───── Extracted data

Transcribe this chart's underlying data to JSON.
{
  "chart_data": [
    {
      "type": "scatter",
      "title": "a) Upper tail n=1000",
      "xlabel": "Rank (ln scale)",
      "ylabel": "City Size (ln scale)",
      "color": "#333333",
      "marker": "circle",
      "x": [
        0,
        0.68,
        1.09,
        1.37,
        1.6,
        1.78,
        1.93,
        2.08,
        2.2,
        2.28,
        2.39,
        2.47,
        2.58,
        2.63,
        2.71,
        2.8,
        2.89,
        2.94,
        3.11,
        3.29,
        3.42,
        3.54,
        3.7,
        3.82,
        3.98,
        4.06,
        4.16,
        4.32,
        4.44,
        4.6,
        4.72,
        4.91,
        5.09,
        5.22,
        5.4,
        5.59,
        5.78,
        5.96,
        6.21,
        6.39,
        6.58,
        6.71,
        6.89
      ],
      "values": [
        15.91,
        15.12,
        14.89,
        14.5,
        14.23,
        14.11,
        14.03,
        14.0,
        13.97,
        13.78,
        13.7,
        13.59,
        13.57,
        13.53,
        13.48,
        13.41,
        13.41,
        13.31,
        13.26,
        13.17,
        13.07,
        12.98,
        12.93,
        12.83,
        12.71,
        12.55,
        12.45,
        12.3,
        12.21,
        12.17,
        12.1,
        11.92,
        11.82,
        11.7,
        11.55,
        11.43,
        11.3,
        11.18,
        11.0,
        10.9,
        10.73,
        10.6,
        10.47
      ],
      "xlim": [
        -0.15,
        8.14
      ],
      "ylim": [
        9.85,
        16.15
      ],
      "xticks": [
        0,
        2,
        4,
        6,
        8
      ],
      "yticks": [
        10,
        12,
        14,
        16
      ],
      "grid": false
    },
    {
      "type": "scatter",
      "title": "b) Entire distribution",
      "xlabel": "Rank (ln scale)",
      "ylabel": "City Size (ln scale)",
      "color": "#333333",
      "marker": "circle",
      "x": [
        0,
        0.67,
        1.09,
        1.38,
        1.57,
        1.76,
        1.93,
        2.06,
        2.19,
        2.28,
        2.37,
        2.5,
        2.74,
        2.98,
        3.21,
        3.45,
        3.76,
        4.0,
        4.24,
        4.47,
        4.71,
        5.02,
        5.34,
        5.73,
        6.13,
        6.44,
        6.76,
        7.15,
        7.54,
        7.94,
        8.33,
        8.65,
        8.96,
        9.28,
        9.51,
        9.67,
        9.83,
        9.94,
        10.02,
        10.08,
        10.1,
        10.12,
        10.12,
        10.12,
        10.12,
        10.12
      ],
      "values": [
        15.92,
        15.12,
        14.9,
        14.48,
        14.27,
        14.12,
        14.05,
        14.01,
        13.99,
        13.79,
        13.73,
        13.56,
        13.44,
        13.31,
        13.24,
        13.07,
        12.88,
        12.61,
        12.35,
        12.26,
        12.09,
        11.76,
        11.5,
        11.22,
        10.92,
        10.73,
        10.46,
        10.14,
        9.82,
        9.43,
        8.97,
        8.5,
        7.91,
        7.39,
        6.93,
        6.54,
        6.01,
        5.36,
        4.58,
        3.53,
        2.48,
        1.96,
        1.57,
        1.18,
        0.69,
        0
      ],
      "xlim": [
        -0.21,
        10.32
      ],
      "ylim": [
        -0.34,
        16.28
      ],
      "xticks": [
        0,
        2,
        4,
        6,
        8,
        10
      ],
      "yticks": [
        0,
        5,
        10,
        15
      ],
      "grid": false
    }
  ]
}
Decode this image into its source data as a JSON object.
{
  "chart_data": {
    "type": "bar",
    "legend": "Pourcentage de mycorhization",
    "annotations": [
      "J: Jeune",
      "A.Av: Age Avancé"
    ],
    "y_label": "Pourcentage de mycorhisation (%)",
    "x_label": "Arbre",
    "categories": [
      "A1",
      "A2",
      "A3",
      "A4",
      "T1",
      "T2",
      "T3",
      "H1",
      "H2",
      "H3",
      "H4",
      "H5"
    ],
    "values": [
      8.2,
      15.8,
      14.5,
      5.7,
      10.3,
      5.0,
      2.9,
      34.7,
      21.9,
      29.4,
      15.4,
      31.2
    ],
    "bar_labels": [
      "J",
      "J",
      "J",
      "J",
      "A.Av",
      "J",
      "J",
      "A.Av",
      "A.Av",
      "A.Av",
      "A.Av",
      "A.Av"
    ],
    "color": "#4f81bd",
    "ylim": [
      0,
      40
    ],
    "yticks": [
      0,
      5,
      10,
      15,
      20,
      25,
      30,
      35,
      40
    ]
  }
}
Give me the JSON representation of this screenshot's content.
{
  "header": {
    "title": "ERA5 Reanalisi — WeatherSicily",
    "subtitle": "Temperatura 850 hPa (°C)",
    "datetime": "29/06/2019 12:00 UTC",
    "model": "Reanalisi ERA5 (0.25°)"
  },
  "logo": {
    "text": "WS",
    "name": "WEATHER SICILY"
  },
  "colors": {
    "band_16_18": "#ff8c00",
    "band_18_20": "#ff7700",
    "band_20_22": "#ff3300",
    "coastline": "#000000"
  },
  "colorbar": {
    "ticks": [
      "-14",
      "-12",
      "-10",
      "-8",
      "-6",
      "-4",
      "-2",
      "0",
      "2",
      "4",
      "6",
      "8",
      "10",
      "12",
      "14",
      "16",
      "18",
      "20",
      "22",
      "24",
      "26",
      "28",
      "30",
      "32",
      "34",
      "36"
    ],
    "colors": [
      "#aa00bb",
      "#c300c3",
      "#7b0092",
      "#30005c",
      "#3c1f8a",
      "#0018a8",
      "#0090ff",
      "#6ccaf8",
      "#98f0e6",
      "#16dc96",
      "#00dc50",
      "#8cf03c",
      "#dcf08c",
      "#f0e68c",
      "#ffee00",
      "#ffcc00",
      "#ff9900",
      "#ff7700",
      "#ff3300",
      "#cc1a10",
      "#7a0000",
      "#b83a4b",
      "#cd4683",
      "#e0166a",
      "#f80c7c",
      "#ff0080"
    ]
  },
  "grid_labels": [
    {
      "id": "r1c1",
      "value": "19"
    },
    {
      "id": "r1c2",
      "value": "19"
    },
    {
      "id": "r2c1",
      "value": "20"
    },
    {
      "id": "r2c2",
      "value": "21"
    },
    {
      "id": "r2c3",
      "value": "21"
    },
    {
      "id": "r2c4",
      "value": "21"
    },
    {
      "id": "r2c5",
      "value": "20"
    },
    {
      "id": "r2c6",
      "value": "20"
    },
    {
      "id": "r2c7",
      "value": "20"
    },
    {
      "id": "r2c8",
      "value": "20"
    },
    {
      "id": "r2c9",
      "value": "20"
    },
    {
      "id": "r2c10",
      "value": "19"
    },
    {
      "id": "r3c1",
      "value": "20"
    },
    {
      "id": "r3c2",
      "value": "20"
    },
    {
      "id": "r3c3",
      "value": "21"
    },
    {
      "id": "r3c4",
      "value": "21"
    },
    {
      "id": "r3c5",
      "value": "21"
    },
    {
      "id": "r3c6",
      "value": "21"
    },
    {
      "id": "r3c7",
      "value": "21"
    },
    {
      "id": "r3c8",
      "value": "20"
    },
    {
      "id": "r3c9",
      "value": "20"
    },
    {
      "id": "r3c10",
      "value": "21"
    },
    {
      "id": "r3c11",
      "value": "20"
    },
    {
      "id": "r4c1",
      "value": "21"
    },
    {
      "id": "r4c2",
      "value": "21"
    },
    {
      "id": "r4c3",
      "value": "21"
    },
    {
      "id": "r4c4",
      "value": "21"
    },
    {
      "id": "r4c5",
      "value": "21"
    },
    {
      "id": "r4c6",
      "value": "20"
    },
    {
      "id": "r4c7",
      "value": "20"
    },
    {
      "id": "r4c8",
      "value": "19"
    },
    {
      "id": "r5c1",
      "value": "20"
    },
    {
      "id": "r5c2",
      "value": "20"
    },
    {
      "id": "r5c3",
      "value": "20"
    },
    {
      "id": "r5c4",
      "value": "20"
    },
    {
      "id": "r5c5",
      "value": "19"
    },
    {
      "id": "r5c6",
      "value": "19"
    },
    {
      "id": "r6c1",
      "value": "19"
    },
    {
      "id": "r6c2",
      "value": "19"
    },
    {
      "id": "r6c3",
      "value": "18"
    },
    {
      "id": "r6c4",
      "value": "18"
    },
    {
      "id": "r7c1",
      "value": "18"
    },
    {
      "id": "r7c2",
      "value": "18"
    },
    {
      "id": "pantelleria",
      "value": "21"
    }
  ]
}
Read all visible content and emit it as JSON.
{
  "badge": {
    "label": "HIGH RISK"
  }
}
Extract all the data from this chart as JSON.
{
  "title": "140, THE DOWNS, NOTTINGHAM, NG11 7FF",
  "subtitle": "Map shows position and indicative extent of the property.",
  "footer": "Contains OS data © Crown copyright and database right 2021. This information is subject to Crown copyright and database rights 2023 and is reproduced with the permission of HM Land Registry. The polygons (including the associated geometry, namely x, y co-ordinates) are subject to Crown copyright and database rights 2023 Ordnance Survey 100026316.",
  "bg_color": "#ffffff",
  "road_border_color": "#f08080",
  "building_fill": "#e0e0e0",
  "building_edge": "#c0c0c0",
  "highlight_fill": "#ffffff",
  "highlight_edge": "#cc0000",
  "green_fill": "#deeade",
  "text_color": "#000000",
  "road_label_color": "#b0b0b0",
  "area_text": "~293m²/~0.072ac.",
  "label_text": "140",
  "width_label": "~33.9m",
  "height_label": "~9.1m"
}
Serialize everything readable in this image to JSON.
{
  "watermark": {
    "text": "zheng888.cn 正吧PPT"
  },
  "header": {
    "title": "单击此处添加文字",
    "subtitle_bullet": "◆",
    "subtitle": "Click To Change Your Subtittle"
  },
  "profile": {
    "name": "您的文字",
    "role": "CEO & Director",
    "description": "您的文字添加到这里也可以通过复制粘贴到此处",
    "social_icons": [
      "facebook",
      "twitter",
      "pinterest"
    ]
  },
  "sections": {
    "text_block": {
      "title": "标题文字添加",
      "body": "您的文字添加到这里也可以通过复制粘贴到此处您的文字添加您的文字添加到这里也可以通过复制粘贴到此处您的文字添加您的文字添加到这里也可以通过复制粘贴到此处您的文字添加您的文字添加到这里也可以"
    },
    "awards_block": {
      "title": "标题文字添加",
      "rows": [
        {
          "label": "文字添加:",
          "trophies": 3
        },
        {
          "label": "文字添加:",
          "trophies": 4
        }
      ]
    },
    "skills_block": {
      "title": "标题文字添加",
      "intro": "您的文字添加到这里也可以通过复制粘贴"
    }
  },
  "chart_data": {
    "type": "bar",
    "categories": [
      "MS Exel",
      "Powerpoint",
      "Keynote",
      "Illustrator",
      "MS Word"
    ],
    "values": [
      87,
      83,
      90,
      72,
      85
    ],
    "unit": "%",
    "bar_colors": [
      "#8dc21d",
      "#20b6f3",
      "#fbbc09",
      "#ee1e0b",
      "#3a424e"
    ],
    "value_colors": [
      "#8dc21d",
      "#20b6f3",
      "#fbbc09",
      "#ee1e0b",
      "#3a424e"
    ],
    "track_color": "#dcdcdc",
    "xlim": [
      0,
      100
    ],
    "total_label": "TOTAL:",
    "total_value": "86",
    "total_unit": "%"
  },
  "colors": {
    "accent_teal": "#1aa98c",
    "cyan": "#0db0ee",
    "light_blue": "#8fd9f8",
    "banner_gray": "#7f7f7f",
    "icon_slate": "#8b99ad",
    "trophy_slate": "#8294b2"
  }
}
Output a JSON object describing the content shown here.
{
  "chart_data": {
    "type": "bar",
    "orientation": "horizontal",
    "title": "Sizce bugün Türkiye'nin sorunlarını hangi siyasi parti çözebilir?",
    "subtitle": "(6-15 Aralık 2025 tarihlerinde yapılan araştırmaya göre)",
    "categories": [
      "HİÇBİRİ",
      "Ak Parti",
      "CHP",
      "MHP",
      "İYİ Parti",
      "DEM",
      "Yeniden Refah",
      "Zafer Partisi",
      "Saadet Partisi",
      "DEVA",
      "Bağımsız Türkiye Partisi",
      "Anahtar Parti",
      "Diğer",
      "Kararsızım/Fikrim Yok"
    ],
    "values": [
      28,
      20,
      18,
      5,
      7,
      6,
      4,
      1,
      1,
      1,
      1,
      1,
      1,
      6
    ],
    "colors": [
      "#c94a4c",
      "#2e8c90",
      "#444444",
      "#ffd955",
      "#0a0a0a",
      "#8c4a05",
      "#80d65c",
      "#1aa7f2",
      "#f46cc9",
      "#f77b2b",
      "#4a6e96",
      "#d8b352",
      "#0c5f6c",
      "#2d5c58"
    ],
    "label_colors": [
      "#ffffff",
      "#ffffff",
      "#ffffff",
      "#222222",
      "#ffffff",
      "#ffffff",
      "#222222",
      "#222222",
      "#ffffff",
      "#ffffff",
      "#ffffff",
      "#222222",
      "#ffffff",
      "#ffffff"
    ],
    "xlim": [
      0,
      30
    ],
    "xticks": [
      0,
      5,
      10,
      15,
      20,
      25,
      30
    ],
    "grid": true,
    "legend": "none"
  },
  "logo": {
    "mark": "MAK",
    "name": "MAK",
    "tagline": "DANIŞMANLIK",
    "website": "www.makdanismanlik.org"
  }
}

──────────

:: Exercise task ::
Return each line that includes "image".

:: Answer to this task ::
Decode this image into its source data as a JSON object.
Serialize everything readable in this image to JSON.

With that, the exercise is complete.